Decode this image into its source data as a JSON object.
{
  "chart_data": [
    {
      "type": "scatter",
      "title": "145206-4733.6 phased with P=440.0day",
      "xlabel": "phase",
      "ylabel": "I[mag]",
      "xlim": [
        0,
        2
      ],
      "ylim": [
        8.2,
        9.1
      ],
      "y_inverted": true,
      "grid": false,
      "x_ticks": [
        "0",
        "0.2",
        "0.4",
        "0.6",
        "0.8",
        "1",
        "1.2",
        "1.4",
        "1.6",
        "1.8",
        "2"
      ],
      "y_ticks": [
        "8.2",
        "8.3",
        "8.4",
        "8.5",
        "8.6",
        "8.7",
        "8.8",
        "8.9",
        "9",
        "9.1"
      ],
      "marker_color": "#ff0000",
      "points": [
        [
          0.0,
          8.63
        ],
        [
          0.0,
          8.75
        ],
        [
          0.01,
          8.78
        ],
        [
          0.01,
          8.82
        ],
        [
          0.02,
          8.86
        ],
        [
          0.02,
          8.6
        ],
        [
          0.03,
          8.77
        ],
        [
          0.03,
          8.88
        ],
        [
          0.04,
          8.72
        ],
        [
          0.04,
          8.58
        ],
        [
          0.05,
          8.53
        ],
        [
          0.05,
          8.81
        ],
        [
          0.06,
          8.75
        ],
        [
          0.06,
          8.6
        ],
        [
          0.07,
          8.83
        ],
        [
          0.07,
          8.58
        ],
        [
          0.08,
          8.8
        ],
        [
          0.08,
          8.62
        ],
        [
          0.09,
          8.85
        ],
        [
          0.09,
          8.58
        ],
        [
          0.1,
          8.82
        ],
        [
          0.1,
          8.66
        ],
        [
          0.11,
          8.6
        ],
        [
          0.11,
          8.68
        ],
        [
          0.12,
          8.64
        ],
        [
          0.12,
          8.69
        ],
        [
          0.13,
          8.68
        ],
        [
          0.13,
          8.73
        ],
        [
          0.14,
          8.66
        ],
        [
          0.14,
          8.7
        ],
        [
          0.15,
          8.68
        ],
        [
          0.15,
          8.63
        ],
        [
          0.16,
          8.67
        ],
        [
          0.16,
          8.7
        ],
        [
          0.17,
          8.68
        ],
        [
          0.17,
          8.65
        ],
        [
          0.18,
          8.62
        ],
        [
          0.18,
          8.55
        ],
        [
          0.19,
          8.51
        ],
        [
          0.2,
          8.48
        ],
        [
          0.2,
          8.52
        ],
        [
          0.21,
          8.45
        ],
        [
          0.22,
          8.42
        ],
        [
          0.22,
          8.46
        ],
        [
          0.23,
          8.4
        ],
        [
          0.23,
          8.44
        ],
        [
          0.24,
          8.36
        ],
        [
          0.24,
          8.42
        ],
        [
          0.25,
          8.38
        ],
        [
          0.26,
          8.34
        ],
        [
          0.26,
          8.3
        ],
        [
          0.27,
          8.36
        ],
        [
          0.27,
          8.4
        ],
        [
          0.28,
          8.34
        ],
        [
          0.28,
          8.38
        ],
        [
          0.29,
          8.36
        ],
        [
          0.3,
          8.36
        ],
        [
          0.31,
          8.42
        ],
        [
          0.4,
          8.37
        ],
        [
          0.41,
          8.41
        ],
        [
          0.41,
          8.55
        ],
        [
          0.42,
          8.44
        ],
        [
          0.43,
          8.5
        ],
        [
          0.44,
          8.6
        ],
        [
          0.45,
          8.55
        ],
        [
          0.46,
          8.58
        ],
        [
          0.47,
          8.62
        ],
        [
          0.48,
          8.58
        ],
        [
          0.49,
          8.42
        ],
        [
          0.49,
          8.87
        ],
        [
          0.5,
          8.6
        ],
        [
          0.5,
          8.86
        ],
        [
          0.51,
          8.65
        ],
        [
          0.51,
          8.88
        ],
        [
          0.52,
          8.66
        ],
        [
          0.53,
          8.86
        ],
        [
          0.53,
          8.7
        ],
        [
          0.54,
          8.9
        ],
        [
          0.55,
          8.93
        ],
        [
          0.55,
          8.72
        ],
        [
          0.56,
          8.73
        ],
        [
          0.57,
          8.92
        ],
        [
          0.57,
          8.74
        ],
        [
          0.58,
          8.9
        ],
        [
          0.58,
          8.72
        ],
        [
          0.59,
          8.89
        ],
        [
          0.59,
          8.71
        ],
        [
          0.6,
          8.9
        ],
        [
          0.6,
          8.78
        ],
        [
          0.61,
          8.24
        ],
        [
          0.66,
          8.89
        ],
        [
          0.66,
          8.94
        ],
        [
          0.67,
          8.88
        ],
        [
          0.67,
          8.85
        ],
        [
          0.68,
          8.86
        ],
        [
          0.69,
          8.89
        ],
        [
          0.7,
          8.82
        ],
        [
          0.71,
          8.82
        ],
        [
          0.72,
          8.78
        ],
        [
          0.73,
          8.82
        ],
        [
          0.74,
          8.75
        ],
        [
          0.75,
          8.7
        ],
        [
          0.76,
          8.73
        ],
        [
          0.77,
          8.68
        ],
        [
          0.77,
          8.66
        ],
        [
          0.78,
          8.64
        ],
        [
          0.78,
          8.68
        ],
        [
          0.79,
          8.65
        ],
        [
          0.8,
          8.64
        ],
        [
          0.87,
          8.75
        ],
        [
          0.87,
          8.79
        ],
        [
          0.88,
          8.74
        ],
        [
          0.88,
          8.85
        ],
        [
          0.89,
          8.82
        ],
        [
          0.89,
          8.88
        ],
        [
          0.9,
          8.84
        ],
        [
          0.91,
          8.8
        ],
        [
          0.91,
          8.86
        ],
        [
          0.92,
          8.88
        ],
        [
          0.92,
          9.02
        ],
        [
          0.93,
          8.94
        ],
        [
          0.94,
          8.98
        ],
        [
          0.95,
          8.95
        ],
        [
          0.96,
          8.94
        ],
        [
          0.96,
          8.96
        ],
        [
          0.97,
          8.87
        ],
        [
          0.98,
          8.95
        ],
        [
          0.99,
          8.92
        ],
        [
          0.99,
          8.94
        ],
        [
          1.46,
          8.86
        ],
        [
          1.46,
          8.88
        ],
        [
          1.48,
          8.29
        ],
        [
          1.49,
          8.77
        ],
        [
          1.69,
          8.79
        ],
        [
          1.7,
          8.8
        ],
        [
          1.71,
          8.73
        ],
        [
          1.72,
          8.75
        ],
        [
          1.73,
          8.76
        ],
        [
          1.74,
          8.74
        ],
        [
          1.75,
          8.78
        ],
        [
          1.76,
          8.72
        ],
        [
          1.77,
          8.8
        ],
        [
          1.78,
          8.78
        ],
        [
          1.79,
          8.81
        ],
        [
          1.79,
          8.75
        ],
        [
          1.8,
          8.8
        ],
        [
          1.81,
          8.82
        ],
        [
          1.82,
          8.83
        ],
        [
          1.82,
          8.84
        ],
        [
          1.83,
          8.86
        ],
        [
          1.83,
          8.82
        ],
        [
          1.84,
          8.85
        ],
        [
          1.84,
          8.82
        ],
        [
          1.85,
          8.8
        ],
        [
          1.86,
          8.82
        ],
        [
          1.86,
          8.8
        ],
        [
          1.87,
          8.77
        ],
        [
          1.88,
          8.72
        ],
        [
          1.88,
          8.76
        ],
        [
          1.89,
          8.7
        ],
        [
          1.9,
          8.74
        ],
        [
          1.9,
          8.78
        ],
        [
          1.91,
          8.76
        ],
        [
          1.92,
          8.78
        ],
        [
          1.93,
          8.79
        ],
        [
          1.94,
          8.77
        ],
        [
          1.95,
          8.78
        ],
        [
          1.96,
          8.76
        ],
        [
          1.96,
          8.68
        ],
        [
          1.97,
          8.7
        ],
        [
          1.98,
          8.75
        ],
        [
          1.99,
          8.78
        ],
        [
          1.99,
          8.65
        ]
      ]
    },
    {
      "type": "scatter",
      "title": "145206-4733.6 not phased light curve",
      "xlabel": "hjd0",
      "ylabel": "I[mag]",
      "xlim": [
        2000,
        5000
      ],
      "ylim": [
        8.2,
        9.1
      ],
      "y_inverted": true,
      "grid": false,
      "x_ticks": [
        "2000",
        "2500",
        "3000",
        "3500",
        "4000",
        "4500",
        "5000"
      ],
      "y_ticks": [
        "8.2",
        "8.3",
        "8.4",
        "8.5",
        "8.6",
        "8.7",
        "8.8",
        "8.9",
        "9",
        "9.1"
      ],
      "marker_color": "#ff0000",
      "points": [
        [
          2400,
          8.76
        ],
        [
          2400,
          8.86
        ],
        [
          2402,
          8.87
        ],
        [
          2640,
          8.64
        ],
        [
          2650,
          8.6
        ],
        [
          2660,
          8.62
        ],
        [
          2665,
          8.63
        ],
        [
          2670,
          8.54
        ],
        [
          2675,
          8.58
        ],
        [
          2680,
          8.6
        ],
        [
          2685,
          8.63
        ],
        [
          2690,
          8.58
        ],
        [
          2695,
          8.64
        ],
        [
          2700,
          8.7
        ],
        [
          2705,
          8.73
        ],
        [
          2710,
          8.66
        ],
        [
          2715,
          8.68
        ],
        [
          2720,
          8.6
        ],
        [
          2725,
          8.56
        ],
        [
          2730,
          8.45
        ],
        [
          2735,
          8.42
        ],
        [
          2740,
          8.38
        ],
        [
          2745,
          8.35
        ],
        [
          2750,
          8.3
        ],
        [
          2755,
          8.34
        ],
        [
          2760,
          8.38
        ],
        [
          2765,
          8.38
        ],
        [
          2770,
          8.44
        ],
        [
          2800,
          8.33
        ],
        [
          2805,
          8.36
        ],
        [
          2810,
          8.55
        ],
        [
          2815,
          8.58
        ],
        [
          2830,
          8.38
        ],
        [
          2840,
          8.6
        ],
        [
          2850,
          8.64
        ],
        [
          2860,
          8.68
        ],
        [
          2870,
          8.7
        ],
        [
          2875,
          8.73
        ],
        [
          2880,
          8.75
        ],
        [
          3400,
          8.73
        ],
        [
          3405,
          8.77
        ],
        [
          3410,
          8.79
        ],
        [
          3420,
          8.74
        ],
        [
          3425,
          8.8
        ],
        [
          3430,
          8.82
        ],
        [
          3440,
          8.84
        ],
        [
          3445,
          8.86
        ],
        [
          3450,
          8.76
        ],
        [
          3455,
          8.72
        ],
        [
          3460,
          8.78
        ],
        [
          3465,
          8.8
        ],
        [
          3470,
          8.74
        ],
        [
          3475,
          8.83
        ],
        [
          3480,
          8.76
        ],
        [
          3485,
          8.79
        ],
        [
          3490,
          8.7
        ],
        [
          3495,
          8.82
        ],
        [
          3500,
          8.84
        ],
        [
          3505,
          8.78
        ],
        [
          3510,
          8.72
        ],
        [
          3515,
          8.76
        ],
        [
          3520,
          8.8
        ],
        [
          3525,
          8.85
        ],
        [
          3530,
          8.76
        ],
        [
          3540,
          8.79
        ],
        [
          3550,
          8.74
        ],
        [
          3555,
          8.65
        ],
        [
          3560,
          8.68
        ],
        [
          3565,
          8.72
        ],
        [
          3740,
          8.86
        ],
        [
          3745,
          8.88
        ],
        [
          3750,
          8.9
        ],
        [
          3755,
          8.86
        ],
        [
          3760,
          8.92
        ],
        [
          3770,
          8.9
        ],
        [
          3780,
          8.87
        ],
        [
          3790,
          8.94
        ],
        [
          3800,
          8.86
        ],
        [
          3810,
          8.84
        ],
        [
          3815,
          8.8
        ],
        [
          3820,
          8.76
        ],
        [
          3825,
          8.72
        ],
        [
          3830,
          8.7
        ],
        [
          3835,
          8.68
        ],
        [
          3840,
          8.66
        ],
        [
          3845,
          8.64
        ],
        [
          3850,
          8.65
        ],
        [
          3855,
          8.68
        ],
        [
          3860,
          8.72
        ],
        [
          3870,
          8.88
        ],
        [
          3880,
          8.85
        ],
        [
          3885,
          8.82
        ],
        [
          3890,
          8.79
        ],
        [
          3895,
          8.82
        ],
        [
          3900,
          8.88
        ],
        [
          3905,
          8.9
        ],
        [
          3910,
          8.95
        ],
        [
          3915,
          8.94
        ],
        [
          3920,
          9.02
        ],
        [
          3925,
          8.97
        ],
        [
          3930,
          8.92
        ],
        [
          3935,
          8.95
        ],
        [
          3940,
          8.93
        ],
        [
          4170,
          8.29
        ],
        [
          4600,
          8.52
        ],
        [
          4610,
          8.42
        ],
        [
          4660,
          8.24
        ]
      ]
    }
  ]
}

■ ■ ■

* TASK PROMPT *
Tally up the lines in the preceding listing that contain the string "title". Respond with the number and nothing else.

* THE RESULT *
2